╔══

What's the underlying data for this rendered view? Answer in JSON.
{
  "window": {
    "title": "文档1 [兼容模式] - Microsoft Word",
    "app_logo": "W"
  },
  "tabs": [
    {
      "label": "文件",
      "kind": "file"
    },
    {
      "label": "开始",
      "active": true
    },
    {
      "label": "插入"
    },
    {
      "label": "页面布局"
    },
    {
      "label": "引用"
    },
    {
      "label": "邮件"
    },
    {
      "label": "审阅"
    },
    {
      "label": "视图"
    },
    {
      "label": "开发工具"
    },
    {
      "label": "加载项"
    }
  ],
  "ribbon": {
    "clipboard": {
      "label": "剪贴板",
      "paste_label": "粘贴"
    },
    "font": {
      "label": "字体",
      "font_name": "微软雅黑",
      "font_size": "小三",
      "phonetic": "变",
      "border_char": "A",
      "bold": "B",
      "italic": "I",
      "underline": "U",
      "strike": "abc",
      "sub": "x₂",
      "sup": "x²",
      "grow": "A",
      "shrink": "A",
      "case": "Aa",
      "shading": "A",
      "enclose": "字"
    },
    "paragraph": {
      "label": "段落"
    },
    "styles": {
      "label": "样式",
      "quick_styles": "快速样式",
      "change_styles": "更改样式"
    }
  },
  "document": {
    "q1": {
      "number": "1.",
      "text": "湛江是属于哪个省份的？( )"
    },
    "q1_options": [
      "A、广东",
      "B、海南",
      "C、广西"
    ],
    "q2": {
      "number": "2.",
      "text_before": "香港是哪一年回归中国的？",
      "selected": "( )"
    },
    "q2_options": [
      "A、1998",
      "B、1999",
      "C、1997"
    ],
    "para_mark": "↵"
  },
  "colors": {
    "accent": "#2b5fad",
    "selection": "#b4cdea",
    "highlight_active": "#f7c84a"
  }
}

╚══

WHAT TO WORK ON: Return the material in full, exactly as shown.

FINISHED EXERCISE:
What's the underlying data for this rendered view? Answer in JSON.
{
  "window": {
    "title": "文档1 [兼容模式] - Microsoft Word",
    "app_logo": "W"
  },
  "tabs": [
    {
      "label": "文件",
      "kind": "file"
    },
    {
      "label": "开始",
      "active": true
    },
    {
      "label": "插入"
    },
    {
      "label": "页面布局"
    },
    {
      "label": "引用"
    },
    {
      "label": "邮件"
    },
    {
      "label": "审阅"
    },
    {
      "label": "视图"
    },
    {
      "label": "开发工具"
    },
    {
      "label": "加载项"
    }
  ],
  "ribbon": {
    "clipboard": {
      "label": "剪贴板",
      "paste_label": "粘贴"
    },
    "font": {
      "label": "字体",
      "font_name": "微软雅黑",
      "font_size": "小三",
      "phonetic": "变",
      "border_char": "A",
      "bold": "B",
      "italic": "I",
      "underline": "U",
      "strike": "abc",
      "sub": "x₂",
      "sup": "x²",
      "grow": "A",
      "shrink": "A",
      "case": "Aa",
      "shading": "A",
      "enclose": "字"
    },
    "paragraph": {
      "label": "段落"
    },
    "styles": {
      "label": "样式",
      "quick_styles": "快速样式",
      "change_styles": "更改样式"
    }
  },
  "document": {
    "q1": {
      "number": "1.",
      "text": "湛江是属于哪个省份的？( )"
    },
    "q1_options": [
      "A、广东",
      "B、海南",
      "C、广西"
    ],
    "q2": {
      "number": "2.",
      "text_before": "香港是哪一年回归中国的？",
      "selected": "( )"
    },
    "q2_options": [
      "A、1998",
      "B、1999",
      "C、1997"
    ],
    "para_mark": "↵"
  },
  "colors": {
    "accent": "#2b5fad",
    "selection": "#b4cdea",
    "highlight_active": "#f7c84a"
  }
}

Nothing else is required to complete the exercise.